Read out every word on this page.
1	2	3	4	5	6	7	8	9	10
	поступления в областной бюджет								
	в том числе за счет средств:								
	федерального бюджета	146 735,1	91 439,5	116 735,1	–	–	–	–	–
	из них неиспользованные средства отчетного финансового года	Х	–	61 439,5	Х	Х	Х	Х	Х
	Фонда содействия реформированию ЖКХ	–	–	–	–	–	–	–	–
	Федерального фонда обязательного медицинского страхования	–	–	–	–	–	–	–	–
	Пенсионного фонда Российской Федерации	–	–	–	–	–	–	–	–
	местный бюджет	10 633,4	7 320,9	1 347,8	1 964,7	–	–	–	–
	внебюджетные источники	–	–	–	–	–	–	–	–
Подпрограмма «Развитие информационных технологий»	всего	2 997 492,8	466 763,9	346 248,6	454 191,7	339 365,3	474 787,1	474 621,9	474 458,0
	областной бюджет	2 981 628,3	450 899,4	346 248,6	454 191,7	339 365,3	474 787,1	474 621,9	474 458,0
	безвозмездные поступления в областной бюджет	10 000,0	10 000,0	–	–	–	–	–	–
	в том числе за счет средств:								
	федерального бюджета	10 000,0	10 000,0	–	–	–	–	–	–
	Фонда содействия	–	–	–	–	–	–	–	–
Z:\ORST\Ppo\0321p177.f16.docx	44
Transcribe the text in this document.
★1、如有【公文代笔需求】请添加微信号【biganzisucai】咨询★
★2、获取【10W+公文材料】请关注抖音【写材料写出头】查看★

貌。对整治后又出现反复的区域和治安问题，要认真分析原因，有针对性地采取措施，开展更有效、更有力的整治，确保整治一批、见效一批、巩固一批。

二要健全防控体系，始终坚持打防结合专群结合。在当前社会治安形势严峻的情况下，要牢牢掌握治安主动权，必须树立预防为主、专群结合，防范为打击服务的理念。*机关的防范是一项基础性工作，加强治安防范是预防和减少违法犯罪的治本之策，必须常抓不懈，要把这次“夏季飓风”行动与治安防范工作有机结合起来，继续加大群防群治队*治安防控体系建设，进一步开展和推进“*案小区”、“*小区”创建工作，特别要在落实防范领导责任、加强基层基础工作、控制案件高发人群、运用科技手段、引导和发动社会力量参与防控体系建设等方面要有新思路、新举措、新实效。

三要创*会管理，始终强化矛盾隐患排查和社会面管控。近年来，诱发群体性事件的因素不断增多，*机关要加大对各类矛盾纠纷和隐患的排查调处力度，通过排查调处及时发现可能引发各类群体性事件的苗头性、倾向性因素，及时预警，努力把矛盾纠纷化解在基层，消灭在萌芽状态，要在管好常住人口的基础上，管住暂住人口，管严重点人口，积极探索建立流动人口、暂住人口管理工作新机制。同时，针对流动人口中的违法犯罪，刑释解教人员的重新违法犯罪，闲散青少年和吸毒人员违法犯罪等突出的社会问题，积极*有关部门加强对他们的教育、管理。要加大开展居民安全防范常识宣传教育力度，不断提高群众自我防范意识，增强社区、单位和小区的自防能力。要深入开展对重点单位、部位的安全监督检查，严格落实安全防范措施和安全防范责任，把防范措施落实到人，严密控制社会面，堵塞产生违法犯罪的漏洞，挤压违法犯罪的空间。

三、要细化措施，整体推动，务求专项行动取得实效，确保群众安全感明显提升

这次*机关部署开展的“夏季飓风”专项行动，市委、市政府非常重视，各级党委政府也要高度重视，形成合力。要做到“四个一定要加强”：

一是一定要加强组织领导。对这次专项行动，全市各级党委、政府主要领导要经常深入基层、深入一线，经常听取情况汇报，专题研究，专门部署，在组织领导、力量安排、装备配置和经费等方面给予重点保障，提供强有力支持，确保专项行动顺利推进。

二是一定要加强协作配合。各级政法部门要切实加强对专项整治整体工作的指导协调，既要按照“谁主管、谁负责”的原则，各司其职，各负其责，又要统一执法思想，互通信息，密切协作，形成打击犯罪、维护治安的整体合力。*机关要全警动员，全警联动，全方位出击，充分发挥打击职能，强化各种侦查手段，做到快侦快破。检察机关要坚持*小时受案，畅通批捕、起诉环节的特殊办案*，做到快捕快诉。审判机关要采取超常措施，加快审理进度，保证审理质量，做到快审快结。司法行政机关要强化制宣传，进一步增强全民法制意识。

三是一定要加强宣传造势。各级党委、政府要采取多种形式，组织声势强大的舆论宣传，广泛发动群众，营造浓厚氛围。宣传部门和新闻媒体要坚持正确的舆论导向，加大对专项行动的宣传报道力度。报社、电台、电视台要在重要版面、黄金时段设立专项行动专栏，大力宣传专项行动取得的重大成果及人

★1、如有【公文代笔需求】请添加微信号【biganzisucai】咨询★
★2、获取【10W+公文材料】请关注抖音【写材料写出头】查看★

========

▶ **EXERCISE**
Each record should come back exactly as written.

▶ **SOLUTION BELOW**
Read out every word on this page.
1	2	3	4	5	6	7	8	9	10
	поступления в областной бюджет								
	в том числе за счет средств:								
	федерального бюджета	146 735,1	91 439,5	116 735,1	–	–	–	–	–
	из них неиспользованные средства отчетного финансового года	Х	–	61 439,5	Х	Х	Х	Х	Х
	Фонда содействия реформированию ЖКХ	–	–	–	–	–	–	–	–
	Федерального фонда обязательного медицинского страхования	–	–	–	–	–	–	–	–
	Пенсионного фонда Российской Федерации	–	–	–	–	–	–	–	–
	местный бюджет	10 633,4	7 320,9	1 347,8	1 964,7	–	–	–	–
	внебюджетные источники	–	–	–	–	–	–	–	–
Подпрограмма «Развитие информационных технологий»	всего	2 997 492,8	466 763,9	346 248,6	454 191,7	339 365,3	474 787,1	474 621,9	474 458,0
	областной бюджет	2 981 628,3	450 899,4	346 248,6	454 191,7	339 365,3	474 787,1	474 621,9	474 458,0
	безвозмездные поступления в областной бюджет	10 000,0	10 000,0	–	–	–	–	–	–
	в том числе за счет средств:								
	федерального бюджета	10 000,0	10 000,0	–	–	–	–	–	–
	Фонда содействия	–	–	–	–	–	–	–	–
Z:\ORST\Ppo\0321p177.f16.docx	44
Transcribe the text in this document.
★1、如有【公文代笔需求】请添加微信号【biganzisucai】咨询★
★2、获取【10W+公文材料】请关注抖音【写材料写出头】查看★

貌。对整治后又出现反复的区域和治安问题，要认真分析原因，有针对性地采取措施，开展更有效、更有力的整治，确保整治一批、见效一批、巩固一批。

二要健全防控体系，始终坚持打防结合专群结合。在当前社会治安形势严峻的情况下，要牢牢掌握治安主动权，必须树立预防为主、专群结合，防范为打击服务的理念。*机关的防范是一项基础性工作，加强治安防范是预防和减少违法犯罪的治本之策，必须常抓不懈，要把这次“夏季飓风”行动与治安防范工作有机结合起来，继续加大群防群治队*治安防控体系建设，进一步开展和推进“*案小区”、“*小区”创建工作，特别要在落实防范领导责任、加强基层基础工作、控制案件高发人群、运用科技手段、引导和发动社会力量参与防控体系建设等方面要有新思路、新举措、新实效。

三要创*会管理，始终强化矛盾隐患排查和社会面管控。近年来，诱发群体性事件的因素不断增多，*机关要加大对各类矛盾纠纷和隐患的排查调处力度，通过排查调处及时发现可能引发各类群体性事件的苗头性、倾向性因素，及时预警，努力把矛盾纠纷化解在基层，消灭在萌芽状态，要在管好常住人口的基础上，管住暂住人口，管严重点人口，积极探索建立流动人口、暂住人口管理工作新机制。同时，针对流动人口中的违法犯罪，刑释解教人员的重新违法犯罪，闲散青少年和吸毒人员违法犯罪等突出的社会问题，积极*有关部门加强对他们的教育、管理。要加大开展居民安全防范常识宣传教育力度，不断提高群众自我防范意识，增强社区、单位和小区的自防能力。要深入开展对重点单位、部位的安全监督检查，严格落实安全防范措施和安全防范责任，把防范措施落实到人，严密控制社会面，堵塞产生违法犯罪的漏洞，挤压违法犯罪的空间。

三、要细化措施，整体推动，务求专项行动取得实效，确保群众安全感明显提升

这次*机关部署开展的“夏季飓风”专项行动，市委、市政府非常重视，各级党委政府也要高度重视，形成合力。要做到“四个一定要加强”：

一是一定要加强组织领导。对这次专项行动，全市各级党委、政府主要领导要经常深入基层、深入一线，经常听取情况汇报，专题研究，专门部署，在组织领导、力量安排、装备配置和经费等方面给予重点保障，提供强有力支持，确保专项行动顺利推进。

二是一定要加强协作配合。各级政法部门要切实加强对专项整治整体工作的指导协调，既要按照“谁主管、谁负责”的原则，各司其职，各负其责，又要统一执法思想，互通信息，密切协作，形成打击犯罪、维护治安的整体合力。*机关要全警动员，全警联动，全方位出击，充分发挥打击职能，强化各种侦查手段，做到快侦快破。检察机关要坚持*小时受案，畅通批捕、起诉环节的特殊办案*，做到快捕快诉。审判机关要采取超常措施，加快审理进度，保证审理质量，做到快审快结。司法行政机关要强化制宣传，进一步增强全民法制意识。

三是一定要加强宣传造势。各级党委、政府要采取多种形式，组织声势强大的舆论宣传，广泛发动群众，营造浓厚氛围。宣传部门和新闻媒体要坚持正确的舆论导向，加大对专项行动的宣传报道力度。报社、电台、电视台要在重要版面、黄金时段设立专项行动专栏，大力宣传专项行动取得的重大成果及人

★1、如有【公文代笔需求】请添加微信号【biganzisucai】咨询★
★2、获取【10W+公文材料】请关注抖音【写材料写出头】查看★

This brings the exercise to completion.